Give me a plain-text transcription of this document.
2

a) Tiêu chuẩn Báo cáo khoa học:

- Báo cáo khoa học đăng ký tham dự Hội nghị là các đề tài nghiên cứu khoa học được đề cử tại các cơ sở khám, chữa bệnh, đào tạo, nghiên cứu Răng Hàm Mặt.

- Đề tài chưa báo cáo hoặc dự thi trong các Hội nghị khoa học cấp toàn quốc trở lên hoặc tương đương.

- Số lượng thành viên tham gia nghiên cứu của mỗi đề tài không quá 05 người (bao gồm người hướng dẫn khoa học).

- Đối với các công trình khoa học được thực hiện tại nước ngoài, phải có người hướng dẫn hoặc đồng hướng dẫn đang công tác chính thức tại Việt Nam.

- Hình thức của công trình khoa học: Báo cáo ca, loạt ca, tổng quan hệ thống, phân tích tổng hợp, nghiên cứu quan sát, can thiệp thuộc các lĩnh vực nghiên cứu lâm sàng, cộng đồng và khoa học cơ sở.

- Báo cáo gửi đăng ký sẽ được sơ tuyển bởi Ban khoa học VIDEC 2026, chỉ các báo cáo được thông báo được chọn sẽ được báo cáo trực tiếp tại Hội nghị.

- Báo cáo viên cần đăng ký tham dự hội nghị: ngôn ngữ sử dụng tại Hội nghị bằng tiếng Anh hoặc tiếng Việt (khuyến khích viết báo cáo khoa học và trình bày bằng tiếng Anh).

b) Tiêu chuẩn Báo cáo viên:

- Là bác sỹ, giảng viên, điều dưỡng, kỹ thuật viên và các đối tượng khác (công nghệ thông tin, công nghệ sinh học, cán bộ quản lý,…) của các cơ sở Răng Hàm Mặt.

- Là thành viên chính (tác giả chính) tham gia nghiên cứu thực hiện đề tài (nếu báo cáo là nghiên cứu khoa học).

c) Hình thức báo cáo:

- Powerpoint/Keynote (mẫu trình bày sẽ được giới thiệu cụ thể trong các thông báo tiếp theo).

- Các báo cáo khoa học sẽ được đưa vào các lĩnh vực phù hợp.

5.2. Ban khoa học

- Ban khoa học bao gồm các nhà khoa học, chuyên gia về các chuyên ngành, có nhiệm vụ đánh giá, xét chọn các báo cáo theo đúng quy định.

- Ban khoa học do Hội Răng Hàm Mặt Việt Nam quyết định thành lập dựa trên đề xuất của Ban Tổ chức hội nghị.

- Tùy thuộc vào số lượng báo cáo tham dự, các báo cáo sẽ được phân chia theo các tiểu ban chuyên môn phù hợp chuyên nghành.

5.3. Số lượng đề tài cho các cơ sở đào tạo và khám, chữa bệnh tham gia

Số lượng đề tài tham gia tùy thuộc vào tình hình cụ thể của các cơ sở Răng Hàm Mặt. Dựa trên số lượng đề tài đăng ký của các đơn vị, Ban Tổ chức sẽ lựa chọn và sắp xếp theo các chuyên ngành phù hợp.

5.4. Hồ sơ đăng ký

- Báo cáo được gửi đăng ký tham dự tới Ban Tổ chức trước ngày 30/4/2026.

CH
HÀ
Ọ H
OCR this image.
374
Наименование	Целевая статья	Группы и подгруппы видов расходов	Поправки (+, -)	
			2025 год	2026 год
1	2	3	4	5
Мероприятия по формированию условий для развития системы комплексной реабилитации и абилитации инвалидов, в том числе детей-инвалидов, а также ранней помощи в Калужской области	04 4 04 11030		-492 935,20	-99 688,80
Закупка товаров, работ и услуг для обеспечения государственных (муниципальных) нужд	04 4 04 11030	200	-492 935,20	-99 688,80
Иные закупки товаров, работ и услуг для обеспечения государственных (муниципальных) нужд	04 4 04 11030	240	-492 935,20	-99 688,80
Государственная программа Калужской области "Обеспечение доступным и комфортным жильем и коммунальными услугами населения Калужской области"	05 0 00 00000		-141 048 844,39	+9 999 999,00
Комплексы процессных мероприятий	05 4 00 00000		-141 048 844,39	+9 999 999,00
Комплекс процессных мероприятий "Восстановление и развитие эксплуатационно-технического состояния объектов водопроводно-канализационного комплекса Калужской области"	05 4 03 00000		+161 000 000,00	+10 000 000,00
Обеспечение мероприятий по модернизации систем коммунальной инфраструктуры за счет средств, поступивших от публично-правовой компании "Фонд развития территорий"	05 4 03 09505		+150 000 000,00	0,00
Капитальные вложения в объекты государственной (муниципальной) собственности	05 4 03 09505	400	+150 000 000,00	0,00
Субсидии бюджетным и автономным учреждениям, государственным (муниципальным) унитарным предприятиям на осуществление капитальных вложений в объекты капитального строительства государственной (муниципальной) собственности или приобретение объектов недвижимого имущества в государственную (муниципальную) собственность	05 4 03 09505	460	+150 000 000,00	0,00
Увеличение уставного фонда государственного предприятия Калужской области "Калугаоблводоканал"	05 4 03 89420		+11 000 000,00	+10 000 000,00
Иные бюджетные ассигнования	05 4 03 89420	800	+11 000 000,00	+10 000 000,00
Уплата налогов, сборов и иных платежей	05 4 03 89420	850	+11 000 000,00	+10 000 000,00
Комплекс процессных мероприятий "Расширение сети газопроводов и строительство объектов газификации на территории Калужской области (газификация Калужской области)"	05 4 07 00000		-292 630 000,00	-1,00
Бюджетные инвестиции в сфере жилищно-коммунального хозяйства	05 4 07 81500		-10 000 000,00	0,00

• • • • •

PROBLEM TO SOLVE
From the records above, pull out each line that has "thành".

IN RESPONSE
- Số lượng thành viên tham gia nghiên cứu của mỗi đề tài không quá 05 người (bao gồm người hướng dẫn khoa học).
- Là thành viên chính (tác giả chính) tham gia nghiên cứu thực hiện đề tài (nếu báo cáo là nghiên cứu khoa học).
- Ban khoa học do Hội Răng Hàm Mặt Việt Nam quyết định thành lập dựa trên đề xuất của Ban Tổ chức hội nghị.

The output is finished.